_The task_. In the listing below, locate the lines that hold the string "LCDR". Copy those lines.
Start of Entries
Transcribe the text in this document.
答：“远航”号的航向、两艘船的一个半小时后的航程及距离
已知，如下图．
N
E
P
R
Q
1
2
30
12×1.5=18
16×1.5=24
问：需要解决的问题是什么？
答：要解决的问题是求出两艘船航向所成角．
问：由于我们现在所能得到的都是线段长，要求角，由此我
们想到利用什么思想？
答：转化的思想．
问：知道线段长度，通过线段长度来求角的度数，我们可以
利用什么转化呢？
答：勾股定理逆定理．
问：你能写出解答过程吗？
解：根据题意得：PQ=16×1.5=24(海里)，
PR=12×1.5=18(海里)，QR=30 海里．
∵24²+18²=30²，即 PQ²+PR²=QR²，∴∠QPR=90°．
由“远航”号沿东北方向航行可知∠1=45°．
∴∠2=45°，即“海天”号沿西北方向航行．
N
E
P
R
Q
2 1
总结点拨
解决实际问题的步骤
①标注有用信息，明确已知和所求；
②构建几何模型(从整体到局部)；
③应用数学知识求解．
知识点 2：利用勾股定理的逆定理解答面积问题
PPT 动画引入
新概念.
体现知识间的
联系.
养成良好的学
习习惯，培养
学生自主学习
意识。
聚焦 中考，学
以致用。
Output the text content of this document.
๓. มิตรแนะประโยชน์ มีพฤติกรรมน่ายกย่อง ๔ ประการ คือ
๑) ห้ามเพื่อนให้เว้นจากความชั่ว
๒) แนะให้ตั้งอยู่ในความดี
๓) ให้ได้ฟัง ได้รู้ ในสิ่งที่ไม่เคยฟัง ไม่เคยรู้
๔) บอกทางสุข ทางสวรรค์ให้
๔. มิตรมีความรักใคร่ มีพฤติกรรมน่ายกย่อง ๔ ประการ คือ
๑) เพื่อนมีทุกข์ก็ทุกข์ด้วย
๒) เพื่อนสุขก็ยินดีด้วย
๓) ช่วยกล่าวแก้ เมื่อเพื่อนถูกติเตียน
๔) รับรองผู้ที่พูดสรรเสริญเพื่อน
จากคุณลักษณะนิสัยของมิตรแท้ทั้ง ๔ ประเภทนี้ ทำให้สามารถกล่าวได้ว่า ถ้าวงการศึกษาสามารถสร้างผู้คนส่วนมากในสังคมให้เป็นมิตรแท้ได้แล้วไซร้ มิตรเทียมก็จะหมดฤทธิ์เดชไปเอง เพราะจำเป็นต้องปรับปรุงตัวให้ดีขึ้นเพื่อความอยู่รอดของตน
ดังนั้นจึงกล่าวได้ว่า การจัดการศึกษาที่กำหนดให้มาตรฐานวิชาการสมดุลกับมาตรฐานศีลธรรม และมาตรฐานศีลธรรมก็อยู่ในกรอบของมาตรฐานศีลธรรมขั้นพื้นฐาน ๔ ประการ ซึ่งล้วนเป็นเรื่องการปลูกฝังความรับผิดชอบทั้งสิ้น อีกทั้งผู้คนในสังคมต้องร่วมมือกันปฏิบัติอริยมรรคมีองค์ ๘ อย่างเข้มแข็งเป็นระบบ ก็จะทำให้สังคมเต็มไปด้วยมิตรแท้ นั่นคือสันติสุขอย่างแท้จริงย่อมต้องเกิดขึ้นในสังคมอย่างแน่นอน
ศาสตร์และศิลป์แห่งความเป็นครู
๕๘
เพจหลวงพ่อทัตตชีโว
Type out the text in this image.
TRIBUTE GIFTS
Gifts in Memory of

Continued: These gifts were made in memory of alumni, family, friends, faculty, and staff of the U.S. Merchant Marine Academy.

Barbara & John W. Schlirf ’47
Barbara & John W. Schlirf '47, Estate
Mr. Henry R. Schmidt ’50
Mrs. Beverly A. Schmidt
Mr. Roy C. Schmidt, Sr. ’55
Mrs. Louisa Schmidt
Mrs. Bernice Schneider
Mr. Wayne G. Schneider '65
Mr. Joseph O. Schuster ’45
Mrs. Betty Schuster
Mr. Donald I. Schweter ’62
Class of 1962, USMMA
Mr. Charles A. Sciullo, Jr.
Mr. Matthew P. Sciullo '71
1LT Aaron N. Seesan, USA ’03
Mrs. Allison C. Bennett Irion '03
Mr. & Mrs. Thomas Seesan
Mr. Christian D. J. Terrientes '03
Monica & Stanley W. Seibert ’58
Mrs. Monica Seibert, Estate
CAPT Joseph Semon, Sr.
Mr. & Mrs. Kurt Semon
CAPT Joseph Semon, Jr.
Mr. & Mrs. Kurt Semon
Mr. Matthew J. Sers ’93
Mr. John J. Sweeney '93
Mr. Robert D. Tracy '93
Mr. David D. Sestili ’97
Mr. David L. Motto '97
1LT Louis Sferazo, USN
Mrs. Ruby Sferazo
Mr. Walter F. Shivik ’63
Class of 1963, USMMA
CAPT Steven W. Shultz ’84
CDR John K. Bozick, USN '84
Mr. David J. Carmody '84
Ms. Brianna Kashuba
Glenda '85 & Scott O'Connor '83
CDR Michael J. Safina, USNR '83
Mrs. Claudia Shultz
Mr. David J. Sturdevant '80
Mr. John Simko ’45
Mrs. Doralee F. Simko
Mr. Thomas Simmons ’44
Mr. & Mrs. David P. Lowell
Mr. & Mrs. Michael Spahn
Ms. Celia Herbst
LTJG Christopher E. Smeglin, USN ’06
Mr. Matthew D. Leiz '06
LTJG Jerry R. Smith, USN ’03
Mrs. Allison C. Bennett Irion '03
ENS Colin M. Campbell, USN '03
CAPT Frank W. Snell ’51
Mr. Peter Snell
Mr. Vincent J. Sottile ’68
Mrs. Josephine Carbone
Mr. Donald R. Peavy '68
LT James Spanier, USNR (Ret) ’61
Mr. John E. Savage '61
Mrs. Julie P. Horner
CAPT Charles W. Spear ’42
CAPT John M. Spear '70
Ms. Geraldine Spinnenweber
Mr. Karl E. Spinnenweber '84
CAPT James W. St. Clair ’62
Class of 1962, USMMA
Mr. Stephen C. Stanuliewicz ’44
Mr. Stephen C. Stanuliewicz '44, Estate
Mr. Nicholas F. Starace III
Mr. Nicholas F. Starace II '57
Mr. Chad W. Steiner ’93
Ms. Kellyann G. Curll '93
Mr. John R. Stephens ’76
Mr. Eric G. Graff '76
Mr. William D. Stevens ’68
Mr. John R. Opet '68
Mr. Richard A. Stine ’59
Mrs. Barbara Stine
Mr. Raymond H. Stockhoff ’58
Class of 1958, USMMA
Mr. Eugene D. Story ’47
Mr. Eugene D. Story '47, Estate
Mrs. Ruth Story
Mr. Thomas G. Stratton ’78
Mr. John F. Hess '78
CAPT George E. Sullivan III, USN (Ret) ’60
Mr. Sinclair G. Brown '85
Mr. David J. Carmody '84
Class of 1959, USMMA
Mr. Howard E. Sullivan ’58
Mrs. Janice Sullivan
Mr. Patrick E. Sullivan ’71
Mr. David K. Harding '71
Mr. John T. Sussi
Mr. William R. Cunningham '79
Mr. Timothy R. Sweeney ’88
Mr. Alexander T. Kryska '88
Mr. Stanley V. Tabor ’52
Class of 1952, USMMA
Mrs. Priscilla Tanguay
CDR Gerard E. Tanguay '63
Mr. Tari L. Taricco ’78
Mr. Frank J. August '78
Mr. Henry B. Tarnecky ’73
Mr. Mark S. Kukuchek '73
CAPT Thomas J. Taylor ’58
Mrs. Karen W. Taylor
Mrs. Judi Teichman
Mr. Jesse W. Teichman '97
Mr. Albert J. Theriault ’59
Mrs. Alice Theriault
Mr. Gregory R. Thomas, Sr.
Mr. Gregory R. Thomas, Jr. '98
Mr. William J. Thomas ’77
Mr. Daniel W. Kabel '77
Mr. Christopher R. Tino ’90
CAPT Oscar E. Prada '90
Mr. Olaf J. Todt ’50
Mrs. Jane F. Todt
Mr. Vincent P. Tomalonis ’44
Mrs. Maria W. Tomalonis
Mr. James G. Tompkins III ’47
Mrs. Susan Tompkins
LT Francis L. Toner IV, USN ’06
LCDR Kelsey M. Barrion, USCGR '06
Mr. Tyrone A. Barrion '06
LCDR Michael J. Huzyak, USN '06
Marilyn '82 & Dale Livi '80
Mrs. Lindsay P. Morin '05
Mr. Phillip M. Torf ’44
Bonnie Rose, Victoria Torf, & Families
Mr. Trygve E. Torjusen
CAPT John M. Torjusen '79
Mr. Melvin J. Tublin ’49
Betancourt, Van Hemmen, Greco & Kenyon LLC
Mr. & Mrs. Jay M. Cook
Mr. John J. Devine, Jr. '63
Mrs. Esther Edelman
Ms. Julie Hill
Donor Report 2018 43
End of Entries
_Written solution_.
LCDR Kelsey M. Barrion, USCGR '06
LCDR Michael J. Huzyak, USN '06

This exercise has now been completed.